>> begin Data supplied

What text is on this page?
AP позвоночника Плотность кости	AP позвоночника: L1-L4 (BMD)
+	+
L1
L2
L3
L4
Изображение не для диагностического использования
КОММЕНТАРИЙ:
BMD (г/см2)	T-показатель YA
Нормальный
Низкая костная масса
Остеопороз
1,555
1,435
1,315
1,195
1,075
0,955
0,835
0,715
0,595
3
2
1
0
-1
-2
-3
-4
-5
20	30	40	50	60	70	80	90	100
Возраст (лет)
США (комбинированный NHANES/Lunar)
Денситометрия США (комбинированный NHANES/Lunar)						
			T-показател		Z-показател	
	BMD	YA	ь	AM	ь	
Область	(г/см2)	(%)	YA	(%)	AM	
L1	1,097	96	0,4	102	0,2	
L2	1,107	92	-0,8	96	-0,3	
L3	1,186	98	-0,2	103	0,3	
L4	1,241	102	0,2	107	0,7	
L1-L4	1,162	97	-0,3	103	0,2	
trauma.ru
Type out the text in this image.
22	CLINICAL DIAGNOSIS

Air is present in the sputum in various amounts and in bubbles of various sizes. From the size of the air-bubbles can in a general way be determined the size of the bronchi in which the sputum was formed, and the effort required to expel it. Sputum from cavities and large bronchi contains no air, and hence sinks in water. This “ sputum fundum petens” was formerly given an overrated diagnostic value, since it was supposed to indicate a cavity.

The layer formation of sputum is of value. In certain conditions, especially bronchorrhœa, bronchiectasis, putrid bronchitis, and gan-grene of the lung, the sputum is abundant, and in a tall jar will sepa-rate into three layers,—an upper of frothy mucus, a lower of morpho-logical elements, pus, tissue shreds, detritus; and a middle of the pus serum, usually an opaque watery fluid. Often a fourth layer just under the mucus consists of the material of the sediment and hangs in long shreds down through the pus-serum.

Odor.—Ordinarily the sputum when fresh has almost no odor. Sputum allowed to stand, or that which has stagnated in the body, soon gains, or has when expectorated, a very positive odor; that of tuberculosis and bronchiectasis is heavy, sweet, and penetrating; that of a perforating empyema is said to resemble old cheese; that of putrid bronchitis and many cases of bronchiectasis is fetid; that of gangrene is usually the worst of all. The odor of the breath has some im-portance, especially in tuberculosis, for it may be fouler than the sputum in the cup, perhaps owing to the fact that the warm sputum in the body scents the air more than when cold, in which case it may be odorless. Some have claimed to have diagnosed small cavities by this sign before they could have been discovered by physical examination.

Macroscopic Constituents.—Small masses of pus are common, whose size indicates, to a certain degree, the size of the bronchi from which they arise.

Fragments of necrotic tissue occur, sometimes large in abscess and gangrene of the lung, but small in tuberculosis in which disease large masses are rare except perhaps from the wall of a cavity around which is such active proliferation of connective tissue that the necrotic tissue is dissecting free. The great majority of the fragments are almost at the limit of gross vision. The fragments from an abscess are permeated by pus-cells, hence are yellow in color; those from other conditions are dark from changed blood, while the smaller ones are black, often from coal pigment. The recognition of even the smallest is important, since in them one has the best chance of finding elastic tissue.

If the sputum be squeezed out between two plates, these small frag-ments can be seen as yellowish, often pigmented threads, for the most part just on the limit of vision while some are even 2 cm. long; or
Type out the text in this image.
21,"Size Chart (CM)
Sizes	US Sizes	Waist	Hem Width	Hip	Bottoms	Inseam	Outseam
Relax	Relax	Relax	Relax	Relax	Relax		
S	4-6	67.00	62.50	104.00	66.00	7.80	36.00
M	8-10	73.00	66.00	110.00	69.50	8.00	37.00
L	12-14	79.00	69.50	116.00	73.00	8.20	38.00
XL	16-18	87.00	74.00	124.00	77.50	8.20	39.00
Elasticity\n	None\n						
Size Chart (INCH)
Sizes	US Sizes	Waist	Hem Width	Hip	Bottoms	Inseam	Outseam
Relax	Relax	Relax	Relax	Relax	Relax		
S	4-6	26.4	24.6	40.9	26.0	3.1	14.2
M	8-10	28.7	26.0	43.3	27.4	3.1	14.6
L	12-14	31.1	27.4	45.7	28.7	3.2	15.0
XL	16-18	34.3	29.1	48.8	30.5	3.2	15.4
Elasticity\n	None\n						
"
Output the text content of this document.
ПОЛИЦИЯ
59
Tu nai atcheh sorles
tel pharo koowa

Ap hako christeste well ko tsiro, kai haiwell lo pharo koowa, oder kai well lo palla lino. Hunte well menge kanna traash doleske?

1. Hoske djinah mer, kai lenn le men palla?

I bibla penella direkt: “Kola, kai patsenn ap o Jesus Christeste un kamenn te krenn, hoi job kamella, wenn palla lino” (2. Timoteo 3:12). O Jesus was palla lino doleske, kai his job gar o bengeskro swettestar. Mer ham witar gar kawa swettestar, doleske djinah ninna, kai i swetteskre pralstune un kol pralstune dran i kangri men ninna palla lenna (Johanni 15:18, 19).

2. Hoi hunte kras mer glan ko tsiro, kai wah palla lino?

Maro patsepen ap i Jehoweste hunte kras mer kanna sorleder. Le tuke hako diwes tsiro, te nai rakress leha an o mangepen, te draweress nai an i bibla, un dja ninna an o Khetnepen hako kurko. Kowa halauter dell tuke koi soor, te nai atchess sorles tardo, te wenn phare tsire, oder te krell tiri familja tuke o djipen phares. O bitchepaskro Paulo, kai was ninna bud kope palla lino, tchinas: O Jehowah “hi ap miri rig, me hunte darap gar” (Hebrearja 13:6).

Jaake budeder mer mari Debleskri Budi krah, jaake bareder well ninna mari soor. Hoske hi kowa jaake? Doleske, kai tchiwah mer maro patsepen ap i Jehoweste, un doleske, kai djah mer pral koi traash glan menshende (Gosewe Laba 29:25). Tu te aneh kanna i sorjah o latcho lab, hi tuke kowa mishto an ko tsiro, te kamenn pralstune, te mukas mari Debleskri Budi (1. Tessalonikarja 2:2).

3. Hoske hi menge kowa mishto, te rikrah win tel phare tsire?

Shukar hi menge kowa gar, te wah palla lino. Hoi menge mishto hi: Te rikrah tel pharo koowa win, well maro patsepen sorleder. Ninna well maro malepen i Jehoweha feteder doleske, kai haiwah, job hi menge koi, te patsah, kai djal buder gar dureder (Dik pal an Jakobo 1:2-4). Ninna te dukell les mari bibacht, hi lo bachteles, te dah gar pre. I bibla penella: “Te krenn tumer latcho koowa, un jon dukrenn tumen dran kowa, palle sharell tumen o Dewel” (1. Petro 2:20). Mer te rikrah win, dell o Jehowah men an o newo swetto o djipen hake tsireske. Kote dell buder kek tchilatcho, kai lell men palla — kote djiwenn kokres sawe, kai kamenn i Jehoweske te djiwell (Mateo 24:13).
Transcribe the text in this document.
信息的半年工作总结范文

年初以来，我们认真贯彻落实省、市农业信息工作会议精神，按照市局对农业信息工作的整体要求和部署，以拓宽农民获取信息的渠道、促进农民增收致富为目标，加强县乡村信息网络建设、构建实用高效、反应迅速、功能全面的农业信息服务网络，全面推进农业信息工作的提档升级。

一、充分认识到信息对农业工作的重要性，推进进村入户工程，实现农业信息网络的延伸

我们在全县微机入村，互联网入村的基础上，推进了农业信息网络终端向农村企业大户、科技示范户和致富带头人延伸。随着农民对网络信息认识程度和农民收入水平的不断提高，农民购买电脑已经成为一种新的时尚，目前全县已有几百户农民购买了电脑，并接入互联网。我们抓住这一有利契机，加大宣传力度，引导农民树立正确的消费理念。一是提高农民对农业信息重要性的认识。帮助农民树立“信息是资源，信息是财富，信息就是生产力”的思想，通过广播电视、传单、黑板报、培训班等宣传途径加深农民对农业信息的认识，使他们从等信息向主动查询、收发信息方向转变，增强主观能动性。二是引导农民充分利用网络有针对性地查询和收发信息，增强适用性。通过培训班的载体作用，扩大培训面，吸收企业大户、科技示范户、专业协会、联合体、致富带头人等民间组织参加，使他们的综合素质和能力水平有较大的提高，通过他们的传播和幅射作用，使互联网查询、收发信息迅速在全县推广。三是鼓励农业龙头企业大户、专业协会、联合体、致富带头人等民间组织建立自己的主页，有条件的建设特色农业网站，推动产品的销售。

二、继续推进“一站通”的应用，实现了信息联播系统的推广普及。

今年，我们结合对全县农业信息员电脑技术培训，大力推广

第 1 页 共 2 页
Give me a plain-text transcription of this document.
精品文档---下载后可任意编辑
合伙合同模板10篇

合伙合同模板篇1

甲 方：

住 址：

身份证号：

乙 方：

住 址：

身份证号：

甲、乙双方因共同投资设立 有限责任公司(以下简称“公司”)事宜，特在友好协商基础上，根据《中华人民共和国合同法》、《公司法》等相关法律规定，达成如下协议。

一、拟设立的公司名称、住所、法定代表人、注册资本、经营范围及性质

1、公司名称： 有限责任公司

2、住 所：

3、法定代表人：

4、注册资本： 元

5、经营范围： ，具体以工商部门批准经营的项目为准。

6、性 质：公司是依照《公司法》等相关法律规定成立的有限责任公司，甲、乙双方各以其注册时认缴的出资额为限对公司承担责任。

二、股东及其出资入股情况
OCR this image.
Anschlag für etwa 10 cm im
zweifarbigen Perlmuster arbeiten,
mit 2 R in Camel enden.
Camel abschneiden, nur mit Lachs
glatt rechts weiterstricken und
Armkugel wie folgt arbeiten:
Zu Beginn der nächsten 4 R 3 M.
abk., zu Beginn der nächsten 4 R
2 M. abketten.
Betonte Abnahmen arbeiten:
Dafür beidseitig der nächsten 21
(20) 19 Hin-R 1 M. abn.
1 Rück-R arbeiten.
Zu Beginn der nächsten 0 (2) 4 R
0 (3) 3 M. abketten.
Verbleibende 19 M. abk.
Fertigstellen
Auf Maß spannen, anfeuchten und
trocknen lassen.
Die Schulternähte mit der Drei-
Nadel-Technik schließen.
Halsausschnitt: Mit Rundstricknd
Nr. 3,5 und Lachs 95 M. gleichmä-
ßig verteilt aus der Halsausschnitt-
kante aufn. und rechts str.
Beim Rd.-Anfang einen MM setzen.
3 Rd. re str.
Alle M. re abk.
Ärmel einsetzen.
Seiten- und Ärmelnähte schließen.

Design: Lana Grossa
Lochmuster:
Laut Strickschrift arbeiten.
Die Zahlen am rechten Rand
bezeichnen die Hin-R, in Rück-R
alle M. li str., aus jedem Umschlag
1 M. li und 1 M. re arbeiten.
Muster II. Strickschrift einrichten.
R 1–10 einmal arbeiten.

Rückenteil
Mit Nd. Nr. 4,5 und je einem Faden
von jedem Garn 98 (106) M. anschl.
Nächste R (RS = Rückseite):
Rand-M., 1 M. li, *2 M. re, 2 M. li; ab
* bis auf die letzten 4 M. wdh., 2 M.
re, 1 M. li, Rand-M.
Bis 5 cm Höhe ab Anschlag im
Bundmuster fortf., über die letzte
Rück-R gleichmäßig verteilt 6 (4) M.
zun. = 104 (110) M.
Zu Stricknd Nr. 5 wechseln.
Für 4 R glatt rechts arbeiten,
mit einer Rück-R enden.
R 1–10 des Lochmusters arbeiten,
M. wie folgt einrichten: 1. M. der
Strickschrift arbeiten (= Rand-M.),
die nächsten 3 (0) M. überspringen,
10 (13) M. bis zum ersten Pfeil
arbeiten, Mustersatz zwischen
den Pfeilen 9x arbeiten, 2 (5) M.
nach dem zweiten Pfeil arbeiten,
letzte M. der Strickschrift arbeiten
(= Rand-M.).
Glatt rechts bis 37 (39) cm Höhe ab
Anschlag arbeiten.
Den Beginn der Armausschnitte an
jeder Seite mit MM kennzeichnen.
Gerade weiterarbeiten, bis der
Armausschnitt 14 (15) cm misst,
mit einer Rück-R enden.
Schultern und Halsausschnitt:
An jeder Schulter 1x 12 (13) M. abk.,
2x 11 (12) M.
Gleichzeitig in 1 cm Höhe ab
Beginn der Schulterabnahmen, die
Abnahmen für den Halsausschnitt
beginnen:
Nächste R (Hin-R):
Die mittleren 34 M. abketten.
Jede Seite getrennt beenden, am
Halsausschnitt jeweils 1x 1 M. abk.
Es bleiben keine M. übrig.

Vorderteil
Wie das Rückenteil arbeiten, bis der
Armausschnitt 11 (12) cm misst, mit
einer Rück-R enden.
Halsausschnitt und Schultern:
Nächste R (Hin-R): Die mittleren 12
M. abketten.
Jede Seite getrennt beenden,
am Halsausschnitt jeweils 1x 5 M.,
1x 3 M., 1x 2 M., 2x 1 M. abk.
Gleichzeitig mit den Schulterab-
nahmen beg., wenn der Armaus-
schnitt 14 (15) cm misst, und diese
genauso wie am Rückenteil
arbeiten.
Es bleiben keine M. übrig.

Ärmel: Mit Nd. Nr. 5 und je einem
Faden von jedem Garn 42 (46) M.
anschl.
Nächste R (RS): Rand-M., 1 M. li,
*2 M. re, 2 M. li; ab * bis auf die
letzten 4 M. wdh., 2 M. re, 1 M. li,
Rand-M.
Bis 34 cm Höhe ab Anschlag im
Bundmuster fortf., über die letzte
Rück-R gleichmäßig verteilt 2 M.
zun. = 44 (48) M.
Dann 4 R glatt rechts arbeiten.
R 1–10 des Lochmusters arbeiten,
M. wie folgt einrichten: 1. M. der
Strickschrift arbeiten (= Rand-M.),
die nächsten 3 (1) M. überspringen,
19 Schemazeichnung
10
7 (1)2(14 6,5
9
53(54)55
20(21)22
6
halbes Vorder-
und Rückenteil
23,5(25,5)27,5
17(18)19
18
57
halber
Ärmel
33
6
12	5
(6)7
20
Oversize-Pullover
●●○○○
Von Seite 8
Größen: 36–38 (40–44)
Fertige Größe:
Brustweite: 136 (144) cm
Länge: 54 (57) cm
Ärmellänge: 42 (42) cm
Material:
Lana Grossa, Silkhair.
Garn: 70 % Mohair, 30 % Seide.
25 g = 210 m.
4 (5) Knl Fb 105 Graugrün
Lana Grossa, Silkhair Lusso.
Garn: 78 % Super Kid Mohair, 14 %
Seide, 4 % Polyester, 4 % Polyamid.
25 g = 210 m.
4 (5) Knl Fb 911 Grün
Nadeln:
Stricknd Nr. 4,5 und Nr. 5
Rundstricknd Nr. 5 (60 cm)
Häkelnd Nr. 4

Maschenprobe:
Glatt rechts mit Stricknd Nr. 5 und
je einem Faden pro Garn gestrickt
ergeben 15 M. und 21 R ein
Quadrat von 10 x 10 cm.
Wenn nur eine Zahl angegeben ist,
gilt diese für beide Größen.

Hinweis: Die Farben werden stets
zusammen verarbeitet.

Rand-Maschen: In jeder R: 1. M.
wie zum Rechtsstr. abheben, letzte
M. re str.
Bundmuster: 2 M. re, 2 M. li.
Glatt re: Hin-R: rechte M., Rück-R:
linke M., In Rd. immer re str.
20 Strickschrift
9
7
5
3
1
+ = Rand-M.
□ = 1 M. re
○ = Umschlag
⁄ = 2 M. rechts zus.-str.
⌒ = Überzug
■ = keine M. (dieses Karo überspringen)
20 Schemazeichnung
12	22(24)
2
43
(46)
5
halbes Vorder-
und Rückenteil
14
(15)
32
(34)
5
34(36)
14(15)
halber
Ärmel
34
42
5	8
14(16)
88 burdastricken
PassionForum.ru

>> end Data supplied

> What the exercise asks:
Pick out, from the lines above, every one that contains the string "Gleichzeitig".

> Correct result:
Gleichzeitig in 1 cm Höhe ab
Gleichzeitig mit den Schulterab-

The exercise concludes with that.